Task material »

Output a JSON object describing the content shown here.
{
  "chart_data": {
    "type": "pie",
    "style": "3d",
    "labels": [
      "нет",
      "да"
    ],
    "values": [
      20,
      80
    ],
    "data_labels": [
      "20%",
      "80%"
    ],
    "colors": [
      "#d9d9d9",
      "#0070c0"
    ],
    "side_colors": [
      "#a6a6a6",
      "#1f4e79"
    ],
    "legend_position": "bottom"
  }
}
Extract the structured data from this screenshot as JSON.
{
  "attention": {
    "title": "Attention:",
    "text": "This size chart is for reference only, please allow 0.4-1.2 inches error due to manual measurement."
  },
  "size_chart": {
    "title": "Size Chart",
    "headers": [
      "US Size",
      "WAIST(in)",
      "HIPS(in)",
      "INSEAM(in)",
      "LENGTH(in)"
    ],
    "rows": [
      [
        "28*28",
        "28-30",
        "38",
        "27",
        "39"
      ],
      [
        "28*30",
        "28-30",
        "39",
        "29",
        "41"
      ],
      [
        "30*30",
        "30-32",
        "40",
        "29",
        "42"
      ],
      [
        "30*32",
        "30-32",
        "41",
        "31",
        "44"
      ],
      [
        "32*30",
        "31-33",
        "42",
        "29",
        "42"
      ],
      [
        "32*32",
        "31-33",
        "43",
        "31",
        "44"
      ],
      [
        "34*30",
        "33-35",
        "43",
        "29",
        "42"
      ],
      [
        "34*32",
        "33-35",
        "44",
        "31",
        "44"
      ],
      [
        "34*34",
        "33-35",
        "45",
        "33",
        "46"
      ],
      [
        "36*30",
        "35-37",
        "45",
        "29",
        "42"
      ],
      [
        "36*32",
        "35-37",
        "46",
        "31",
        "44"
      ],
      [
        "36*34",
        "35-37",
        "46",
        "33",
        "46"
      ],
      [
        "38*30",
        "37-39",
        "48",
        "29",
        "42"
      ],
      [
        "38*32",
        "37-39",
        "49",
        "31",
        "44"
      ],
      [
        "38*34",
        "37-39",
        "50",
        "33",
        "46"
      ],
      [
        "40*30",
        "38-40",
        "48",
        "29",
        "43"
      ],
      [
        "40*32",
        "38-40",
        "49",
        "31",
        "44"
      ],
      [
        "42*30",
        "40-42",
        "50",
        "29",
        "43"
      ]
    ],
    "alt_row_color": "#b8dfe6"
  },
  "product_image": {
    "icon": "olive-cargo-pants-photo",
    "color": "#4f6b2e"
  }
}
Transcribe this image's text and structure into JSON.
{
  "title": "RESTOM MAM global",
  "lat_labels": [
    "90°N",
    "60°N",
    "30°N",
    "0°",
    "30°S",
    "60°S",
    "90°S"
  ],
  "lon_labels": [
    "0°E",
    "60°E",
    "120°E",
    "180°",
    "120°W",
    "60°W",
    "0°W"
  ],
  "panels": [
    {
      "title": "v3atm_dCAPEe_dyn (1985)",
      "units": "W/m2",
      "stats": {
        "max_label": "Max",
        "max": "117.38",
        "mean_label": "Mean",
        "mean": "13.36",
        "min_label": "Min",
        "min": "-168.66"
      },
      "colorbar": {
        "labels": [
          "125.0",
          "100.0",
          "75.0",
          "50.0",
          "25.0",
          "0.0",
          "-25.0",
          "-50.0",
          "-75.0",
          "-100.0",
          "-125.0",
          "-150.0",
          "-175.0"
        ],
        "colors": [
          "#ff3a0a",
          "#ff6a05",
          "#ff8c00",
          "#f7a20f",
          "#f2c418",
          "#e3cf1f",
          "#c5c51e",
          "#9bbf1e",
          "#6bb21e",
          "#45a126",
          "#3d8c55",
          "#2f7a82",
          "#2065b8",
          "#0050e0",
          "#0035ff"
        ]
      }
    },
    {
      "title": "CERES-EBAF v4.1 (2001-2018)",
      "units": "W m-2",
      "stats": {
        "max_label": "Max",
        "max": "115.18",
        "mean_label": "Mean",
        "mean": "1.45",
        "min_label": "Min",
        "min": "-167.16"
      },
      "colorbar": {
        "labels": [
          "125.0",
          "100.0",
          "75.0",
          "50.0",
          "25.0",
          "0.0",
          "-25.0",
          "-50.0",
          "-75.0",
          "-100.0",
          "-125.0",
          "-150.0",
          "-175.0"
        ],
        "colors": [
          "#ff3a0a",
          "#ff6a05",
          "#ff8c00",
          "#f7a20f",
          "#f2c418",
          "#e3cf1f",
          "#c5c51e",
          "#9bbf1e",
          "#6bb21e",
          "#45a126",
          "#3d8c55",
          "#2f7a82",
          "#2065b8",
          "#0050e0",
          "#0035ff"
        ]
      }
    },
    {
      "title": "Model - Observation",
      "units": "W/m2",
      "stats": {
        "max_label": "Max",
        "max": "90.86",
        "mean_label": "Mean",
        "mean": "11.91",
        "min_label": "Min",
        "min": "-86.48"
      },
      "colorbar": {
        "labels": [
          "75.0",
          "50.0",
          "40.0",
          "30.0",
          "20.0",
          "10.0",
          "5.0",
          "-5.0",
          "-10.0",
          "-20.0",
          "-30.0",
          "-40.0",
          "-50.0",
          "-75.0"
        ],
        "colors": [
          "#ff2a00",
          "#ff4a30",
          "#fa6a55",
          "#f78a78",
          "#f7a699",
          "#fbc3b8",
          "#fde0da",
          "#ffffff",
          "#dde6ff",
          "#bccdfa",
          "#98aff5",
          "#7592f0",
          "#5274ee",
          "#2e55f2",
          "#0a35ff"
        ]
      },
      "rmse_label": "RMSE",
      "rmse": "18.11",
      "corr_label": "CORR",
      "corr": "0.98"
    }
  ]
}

Work required »
Find how many lines hold the string "JSON", and state that number alone.

Task solution »
3